──────── Records for this exercise
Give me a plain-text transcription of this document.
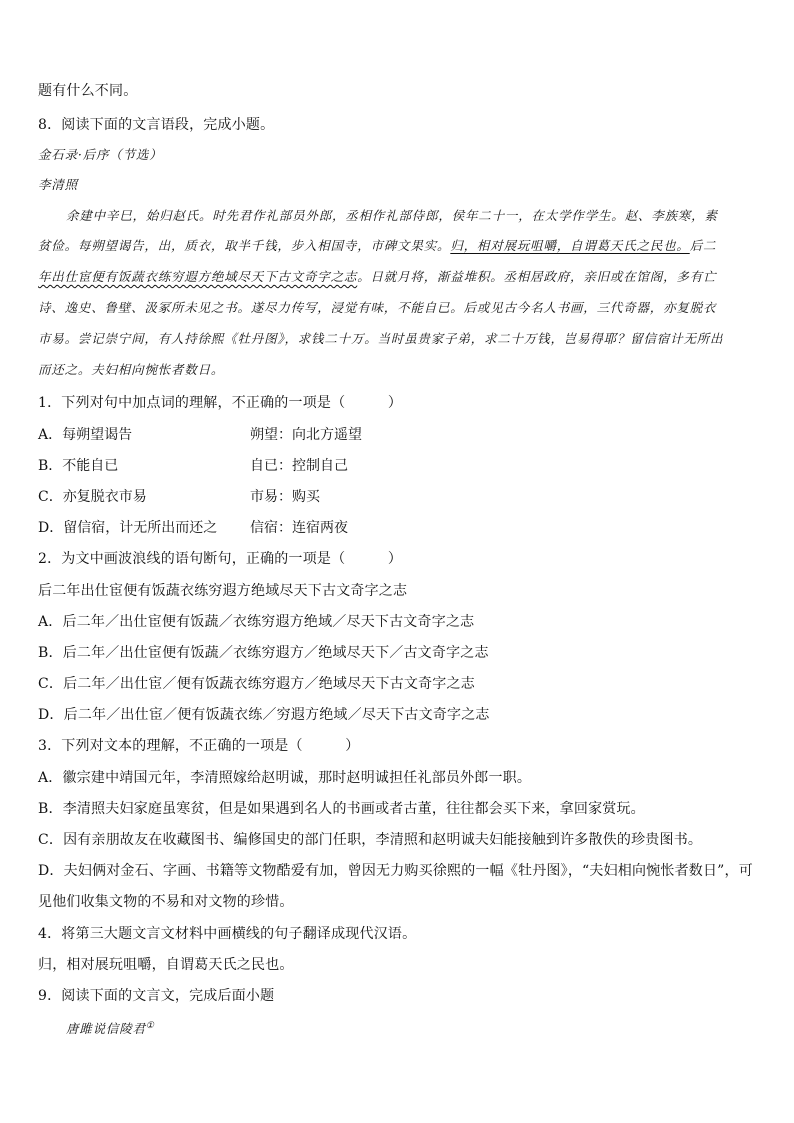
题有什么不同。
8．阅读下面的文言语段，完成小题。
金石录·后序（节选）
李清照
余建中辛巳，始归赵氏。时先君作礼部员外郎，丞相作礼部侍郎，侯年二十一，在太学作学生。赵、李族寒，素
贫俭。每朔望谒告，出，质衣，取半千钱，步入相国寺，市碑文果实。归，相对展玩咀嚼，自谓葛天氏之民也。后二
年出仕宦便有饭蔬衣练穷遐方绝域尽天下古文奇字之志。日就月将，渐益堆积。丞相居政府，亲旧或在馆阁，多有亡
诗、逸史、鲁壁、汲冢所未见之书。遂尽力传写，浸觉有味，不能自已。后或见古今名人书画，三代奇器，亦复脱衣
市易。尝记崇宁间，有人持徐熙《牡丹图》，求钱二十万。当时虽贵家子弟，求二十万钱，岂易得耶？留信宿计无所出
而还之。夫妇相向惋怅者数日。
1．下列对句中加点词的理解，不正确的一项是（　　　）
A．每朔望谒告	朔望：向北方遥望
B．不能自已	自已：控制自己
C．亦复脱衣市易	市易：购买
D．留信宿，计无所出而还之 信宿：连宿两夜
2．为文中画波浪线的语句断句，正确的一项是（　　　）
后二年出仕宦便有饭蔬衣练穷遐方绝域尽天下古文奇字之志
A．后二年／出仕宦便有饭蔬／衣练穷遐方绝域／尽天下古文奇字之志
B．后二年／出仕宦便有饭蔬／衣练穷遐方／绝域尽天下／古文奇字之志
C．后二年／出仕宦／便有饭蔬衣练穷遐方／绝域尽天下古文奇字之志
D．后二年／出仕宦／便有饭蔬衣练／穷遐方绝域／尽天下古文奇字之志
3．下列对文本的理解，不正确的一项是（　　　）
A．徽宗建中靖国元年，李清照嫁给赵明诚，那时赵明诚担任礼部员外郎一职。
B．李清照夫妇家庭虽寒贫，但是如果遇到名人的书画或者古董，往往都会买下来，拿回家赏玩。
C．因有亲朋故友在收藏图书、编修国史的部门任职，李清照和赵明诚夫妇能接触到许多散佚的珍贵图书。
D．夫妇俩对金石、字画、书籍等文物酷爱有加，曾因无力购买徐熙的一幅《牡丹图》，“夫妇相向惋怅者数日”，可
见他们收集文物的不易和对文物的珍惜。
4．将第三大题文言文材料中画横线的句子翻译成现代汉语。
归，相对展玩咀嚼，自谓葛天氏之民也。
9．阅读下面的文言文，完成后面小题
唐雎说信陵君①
────────────────
──────── Records for this exercise
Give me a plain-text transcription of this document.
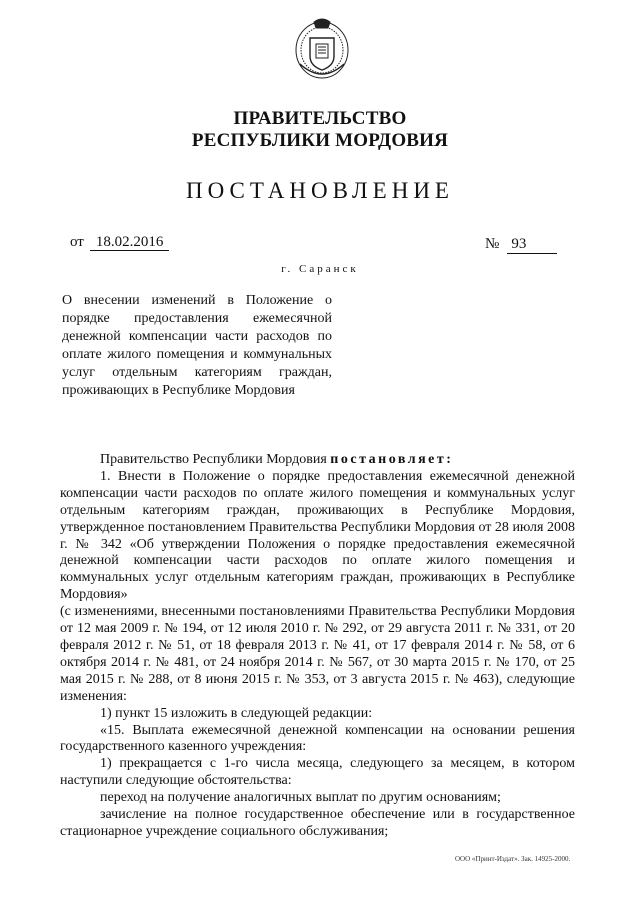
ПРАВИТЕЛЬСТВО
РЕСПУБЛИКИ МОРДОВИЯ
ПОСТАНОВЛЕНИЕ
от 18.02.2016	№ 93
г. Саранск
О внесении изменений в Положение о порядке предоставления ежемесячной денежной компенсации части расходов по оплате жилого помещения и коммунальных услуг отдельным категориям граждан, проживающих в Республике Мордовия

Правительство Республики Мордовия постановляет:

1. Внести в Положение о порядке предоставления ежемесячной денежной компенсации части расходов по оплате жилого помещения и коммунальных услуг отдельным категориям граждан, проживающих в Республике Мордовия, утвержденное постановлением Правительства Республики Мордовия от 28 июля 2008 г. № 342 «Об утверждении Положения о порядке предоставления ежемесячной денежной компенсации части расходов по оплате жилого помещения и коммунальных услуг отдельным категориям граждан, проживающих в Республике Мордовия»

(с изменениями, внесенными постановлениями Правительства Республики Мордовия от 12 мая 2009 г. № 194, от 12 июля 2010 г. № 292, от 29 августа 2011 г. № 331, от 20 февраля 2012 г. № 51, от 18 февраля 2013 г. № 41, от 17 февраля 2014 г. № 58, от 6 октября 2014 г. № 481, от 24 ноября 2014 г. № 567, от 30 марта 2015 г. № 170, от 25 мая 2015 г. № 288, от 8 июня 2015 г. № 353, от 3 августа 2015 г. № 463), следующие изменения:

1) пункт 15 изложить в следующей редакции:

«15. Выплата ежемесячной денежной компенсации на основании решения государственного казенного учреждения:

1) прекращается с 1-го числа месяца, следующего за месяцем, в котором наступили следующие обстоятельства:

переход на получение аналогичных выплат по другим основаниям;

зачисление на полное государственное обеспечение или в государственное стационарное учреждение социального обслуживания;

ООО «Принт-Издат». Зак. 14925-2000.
────────────────
──────── Records for this exercise
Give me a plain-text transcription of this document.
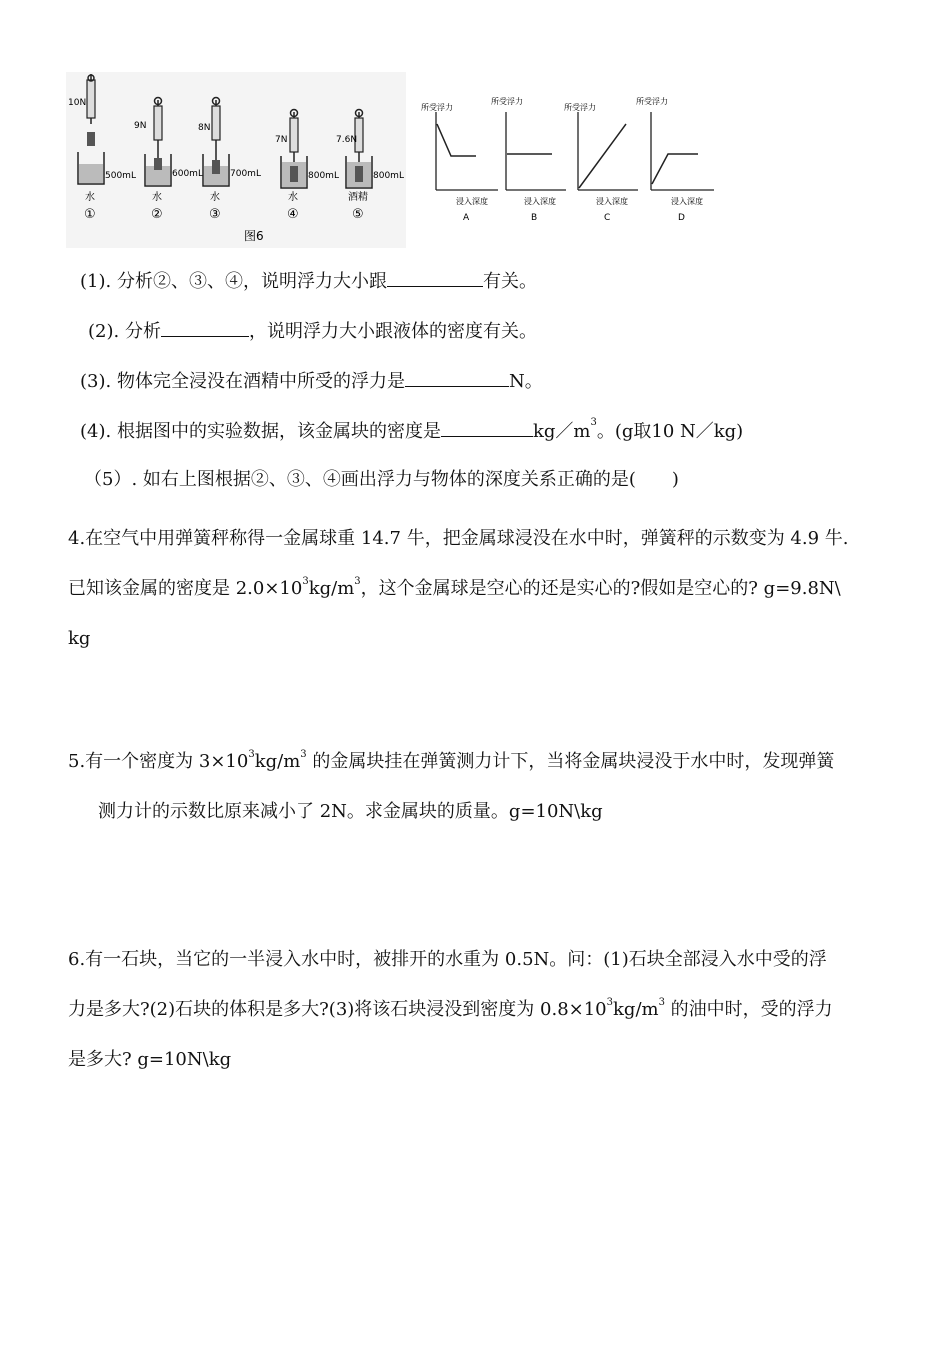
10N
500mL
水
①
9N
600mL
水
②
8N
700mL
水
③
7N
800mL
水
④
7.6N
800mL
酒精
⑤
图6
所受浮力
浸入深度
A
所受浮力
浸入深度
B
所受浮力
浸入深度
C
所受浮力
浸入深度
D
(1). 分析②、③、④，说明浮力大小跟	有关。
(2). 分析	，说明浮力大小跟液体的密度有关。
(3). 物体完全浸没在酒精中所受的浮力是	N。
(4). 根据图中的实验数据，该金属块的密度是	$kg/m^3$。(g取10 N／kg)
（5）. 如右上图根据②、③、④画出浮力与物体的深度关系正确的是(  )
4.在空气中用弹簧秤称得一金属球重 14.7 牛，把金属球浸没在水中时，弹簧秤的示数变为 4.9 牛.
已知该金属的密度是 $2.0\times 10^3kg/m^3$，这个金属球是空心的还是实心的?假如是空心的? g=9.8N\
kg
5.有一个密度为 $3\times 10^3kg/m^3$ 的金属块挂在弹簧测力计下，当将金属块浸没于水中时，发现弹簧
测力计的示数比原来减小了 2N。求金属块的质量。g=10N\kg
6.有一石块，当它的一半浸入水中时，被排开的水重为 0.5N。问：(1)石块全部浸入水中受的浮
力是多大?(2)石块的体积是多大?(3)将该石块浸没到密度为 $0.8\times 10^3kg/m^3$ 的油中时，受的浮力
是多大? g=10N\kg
────────────────
**Task prompt**
Which lines contain "自谓葛天氏之民也"? Copy each of them.

**Output of the task**
贫俭。每朔望谒告，出，质衣，取半千钱，步入相国寺，市碑文果实。归，相对展玩咀嚼，自谓葛天氏之民也。后二
归，相对展玩咀嚼，自谓葛天氏之民也。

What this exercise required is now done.